■ Instructions for the task: In the data, extract each line that holds the string "visits".

•••

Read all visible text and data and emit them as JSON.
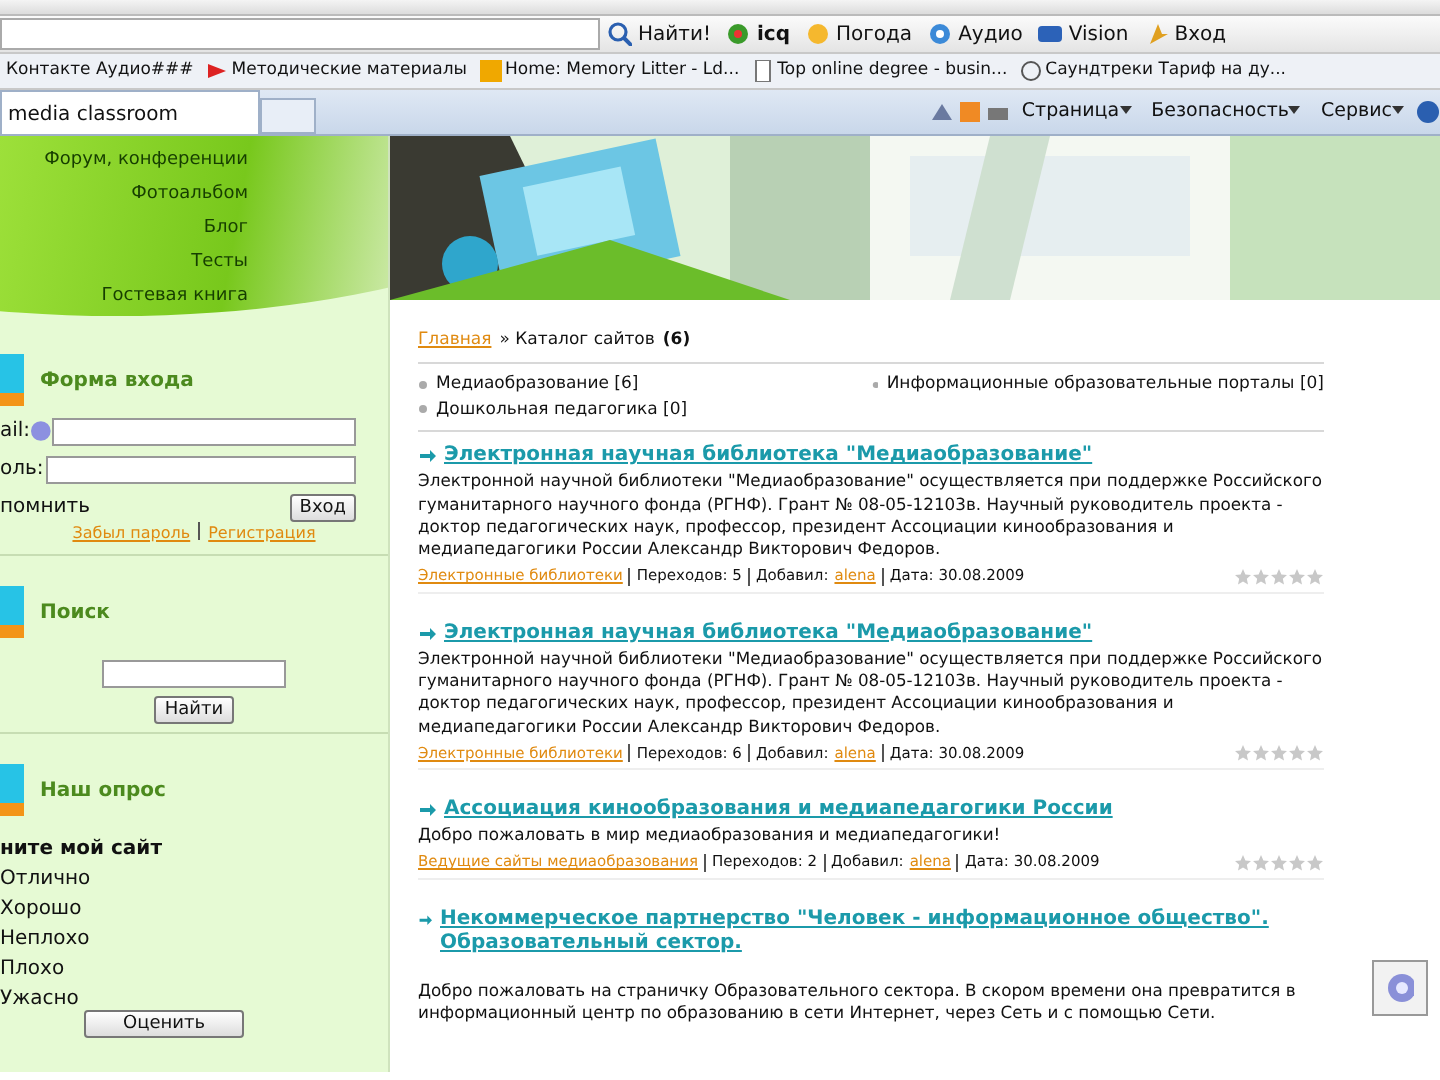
{
  "browser": {
    "toolbar": [
      {
        "kind": "find",
        "label": "Найти!"
      },
      {
        "kind": "icq",
        "label": "icq"
      },
      {
        "kind": "weather",
        "label": "Погода"
      },
      {
        "kind": "audio",
        "label": "Аудио"
      },
      {
        "kind": "vision",
        "label": "Vision"
      },
      {
        "kind": "login",
        "label": "Вход"
      }
    ],
    "bookmarks": [
      "Контакте Аудио###",
      "Методические материалы",
      "Home: Memory Litter - Ld...",
      "Top online degree - busin...",
      "Саундтреки Тариф на ду..."
    ],
    "tab": {
      "title": "media classroom"
    },
    "commands": [
      "Страница",
      "Безопасность",
      "Сервис"
    ]
  },
  "sidebar": {
    "menu": [
      "Форум, конференции",
      "Фотоальбом",
      "Блог",
      "Тесты",
      "Гостевая книга"
    ],
    "login": {
      "title": "Форма входа",
      "fields": [
        "ail:",
        "оль:"
      ],
      "remember": "помнить",
      "button": "Вход",
      "links": [
        "Забыл пароль",
        "Регистрация"
      ]
    },
    "search": {
      "title": "Поиск",
      "button": "Найти"
    },
    "poll": {
      "title": "Наш опрос",
      "question": "ните мой сайт",
      "options": [
        "Отлично",
        "Хорошо",
        "Неплохо",
        "Плохо",
        "Ужасно"
      ],
      "button": "Оценить"
    }
  },
  "content": {
    "breadcrumb": {
      "link": "Главная",
      "current": "» Каталог сайтов",
      "count": "(6)"
    },
    "categories": [
      "Медиаобразование [6]",
      "Информационные образовательные порталы [0]",
      "Дошкольная педагогика [0]"
    ],
    "entries": [
      {
        "title": "Электронная научная библиотека \"Медиаобразование\"",
        "text": "Электронной научной библиотеки \"Медиаобразование\" осуществляется при поддержке Российского гуманитарного научного фонда (РГНФ). Грант № 08-05-12103в. Научный руководитель проекта - доктор педагогических наук, профессор, президент Ассоциации кинообразования и медиапедагогики России Александр Викторович Федоров.",
        "category": "Электронные библиотеки",
        "visits": "Переходов: 5",
        "added_label": "Добавил:",
        "author": "alena",
        "date": "Дата: 30.08.2009",
        "stars": 0
      },
      {
        "title": "Электронная научная библиотека \"Медиаобразование\"",
        "text": "Электронной научной библиотеки \"Медиаобразование\" осуществляется при поддержке Российского гуманитарного научного фонда (РГНФ). Грант № 08-05-12103в. Научный руководитель проекта - доктор педагогических наук, профессор, президент Ассоциации кинообразования и медиапедагогики России Александр Викторович Федоров.",
        "category": "Электронные библиотеки",
        "visits": "Переходов: 6",
        "added_label": "Добавил:",
        "author": "alena",
        "date": "Дата: 30.08.2009",
        "stars": 0
      },
      {
        "title": "Ассоциация кинообразования и медиапедагогики России",
        "text": "Добро пожаловать в мир медиаобразования и медиапедагогики!",
        "category": "Ведущие сайты медиаобразования",
        "visits": "Переходов: 2",
        "added_label": "Добавил:",
        "author": "alena",
        "date": "Дата: 30.08.2009",
        "stars": 0
      },
      {
        "title": "Некоммерческое партнерство \"Человек - информационное общество\". Образовательный сектор.",
        "text": "Добро пожаловать на страничку Образовательного сектора. В скором времени она превратится в информационный центр по образованию в сети Интернет, через Сеть и с помощью Сети."
      }
    ]
  }
}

•••

■ Solution to this problem:
        "visits": "Переходов: 5",
        "visits": "Переходов: 6",
        "visits": "Переходов: 2",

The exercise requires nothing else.